Some records:
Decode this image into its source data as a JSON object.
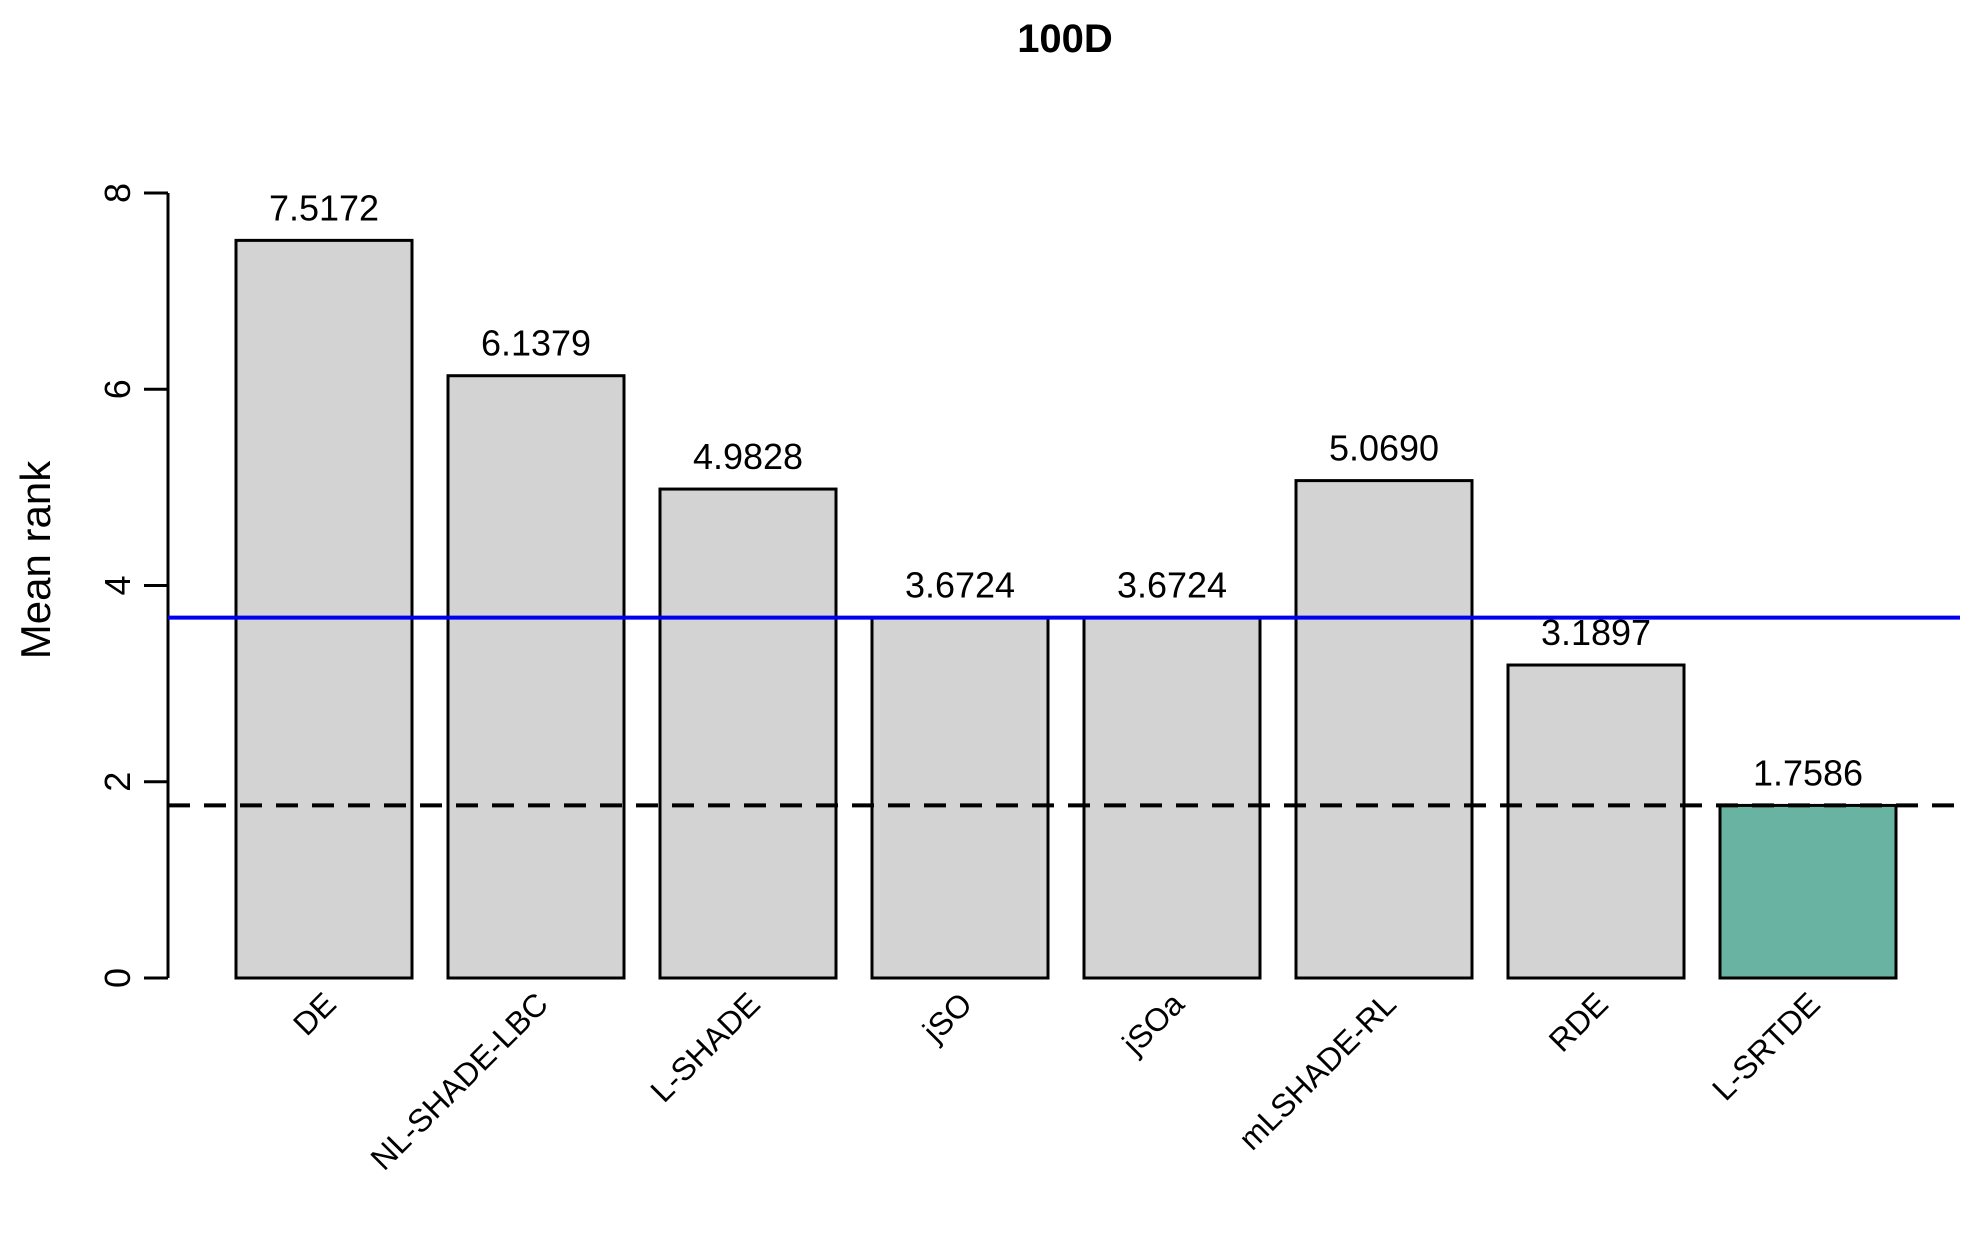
{
  "chart_data": {
    "type": "bar",
    "title": "100D",
    "xlabel": "",
    "ylabel": "Mean rank",
    "ylim": [
      0,
      8
    ],
    "yticks": [
      0,
      2,
      4,
      6,
      8
    ],
    "categories": [
      "DE",
      "NL-SHADE-LBC",
      "L-SHADE",
      "jSO",
      "jSOa",
      "mLSHADE-RL",
      "RDE",
      "L-SRTDE"
    ],
    "values": [
      7.5172,
      6.1379,
      4.9828,
      3.6724,
      3.6724,
      5.069,
      3.1897,
      1.7586
    ],
    "value_labels": [
      "7.5172",
      "6.1379",
      "4.9828",
      "3.6724",
      "3.6724",
      "5.0690",
      "3.1897",
      "1.7586"
    ],
    "bar_color": "#d3d3d3",
    "highlight_color": "#69b3a2",
    "highlight_index": 7,
    "reference_lines": [
      {
        "value": 3.6724,
        "color": "#0000ee",
        "style": "solid"
      },
      {
        "value": 1.7586,
        "color": "#000000",
        "style": "dashed"
      }
    ],
    "grid": false
  }
}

**THE TASK**
Give the material again exactly as it is, but keep the pictures out.

**THE COMPLETED TASK**
Decode this image into its source data as a JSON object.
{
  "chart_data": {
    "type": "bar",
    "title": "100D",
    "xlabel": "",
    "ylabel": "Mean rank",
    "ylim": [
      0,
      8
    ],
    "yticks": [
      0,
      2,
      4,
      6,
      8
    ],
    "categories": [
      "DE",
      "NL-SHADE-LBC",
      "L-SHADE",
      "jSO",
      "jSOa",
      "mLSHADE-RL",
      "RDE",
      "L-SRTDE"
    ],
    "values": [
      7.5172,
      6.1379,
      4.9828,
      3.6724,
      3.6724,
      5.069,
      3.1897,
      1.7586
    ],
    "value_labels": [
      "7.5172",
      "6.1379",
      "4.9828",
      "3.6724",
      "3.6724",
      "5.0690",
      "3.1897",
      "1.7586"
    ],
    "bar_color": "#d3d3d3",
    "highlight_color": "#69b3a2",
    "highlight_index": 7,
    "reference_lines": [
      {
        "value": 3.6724,
        "color": "#0000ee",
        "style": "solid"
      },
      {
        "value": 1.7586,
        "color": "#000000",
        "style": "dashed"
      }
    ],
    "grid": false
  }
}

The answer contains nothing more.